- TASK TO COMPLETE
Select each line where the word "правительство" appears.

_ _ _ _

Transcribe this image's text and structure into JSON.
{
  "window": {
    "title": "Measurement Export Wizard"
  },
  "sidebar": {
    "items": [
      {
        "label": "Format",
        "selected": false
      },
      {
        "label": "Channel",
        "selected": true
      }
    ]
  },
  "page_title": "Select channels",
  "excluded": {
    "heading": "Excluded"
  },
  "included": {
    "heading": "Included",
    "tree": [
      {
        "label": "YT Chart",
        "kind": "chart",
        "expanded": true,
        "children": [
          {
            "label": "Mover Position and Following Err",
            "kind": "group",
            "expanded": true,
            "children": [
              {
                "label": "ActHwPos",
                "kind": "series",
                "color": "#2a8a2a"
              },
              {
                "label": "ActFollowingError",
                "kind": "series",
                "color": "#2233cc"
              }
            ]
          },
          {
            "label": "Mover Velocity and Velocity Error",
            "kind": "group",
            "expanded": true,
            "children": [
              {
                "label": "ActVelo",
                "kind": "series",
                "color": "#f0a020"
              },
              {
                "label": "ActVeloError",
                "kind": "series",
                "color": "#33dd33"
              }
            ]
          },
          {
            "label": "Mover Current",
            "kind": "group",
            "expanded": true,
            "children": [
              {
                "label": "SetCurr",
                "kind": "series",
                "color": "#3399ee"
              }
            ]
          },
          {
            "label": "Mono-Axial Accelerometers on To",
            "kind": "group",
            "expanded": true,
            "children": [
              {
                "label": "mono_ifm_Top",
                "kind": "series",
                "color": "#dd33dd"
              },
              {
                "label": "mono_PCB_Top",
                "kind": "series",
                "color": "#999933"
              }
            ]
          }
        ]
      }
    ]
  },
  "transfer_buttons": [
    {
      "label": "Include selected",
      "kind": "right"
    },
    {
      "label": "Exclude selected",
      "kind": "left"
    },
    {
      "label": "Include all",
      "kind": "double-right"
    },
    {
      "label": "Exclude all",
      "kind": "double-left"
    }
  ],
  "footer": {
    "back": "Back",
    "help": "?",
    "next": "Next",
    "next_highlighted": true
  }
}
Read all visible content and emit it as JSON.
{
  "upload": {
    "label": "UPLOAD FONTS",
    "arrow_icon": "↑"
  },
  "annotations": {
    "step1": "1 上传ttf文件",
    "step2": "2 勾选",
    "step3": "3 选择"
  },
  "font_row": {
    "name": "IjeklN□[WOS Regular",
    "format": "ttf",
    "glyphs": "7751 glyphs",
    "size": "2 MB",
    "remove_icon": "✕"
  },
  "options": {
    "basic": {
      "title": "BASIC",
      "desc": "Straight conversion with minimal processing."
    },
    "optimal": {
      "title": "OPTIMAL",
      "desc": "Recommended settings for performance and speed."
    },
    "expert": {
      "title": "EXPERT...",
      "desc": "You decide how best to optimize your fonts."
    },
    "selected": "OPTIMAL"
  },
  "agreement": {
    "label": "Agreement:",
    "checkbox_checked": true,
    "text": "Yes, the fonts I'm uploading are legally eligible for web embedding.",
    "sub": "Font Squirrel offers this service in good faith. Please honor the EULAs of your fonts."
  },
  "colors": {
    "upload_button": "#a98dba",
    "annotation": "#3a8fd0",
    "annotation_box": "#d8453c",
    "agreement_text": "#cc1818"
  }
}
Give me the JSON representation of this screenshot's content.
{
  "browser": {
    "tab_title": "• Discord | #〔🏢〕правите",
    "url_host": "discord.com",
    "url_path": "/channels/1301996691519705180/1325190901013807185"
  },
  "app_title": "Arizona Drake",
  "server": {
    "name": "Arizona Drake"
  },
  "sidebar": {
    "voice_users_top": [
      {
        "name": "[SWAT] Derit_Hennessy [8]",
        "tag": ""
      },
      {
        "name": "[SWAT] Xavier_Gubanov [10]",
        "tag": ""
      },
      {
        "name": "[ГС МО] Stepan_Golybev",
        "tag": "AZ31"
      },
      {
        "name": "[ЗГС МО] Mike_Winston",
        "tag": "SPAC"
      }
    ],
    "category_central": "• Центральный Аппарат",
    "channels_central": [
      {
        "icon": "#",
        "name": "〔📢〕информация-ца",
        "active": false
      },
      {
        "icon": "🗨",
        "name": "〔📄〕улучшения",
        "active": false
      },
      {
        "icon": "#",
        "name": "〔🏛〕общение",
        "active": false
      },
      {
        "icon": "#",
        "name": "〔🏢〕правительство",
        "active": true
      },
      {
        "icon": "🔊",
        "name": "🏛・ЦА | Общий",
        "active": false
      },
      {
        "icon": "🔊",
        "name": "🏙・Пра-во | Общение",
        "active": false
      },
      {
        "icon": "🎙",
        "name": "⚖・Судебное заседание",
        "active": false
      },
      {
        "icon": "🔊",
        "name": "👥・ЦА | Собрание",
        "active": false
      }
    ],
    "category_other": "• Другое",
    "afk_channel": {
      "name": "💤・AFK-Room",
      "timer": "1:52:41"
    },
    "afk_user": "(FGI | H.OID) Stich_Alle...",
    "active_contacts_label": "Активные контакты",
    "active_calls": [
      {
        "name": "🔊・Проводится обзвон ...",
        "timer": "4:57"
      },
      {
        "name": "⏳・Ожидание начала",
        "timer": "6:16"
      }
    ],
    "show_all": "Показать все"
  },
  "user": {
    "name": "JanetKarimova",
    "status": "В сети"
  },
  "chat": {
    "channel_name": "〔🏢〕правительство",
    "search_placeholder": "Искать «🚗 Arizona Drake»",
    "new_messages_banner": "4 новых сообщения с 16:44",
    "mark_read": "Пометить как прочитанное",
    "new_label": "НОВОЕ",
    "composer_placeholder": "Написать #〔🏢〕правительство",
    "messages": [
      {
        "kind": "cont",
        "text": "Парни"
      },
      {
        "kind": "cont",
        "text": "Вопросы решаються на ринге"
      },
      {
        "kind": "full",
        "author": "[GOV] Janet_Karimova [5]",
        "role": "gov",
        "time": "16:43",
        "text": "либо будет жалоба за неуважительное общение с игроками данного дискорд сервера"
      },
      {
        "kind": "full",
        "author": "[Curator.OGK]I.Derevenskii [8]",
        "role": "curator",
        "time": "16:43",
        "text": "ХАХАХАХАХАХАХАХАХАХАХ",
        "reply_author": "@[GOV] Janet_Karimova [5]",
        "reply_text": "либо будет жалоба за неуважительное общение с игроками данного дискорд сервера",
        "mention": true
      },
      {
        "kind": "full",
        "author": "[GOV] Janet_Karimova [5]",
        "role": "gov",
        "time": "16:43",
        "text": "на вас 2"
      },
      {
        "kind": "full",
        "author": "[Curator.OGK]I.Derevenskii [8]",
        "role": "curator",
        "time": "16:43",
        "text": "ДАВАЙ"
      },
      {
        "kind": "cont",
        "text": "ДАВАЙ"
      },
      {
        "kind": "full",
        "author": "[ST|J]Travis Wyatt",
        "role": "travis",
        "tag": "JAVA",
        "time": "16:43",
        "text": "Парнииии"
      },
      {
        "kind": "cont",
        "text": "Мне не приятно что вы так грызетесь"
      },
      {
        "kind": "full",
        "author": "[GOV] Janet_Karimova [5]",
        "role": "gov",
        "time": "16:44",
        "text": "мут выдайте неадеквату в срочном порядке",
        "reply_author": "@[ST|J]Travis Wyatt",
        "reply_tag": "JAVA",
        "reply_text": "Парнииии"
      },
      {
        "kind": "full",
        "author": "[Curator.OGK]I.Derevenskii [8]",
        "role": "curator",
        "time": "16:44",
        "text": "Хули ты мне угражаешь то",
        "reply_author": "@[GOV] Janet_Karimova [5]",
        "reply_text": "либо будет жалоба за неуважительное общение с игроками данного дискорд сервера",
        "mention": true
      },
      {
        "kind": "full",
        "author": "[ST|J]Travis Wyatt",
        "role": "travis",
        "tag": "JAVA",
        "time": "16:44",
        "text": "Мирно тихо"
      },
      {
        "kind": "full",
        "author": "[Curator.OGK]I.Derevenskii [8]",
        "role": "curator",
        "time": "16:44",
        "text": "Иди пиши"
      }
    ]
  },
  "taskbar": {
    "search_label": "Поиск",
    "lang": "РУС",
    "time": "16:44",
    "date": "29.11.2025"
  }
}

_ _ _ _

- ANSWER TO THIS PROBLEM
        "name": "〔🏢〕правительство",
    "channel_name": "〔🏢〕правительство",
    "composer_placeholder": "Написать #〔🏢〕правительство",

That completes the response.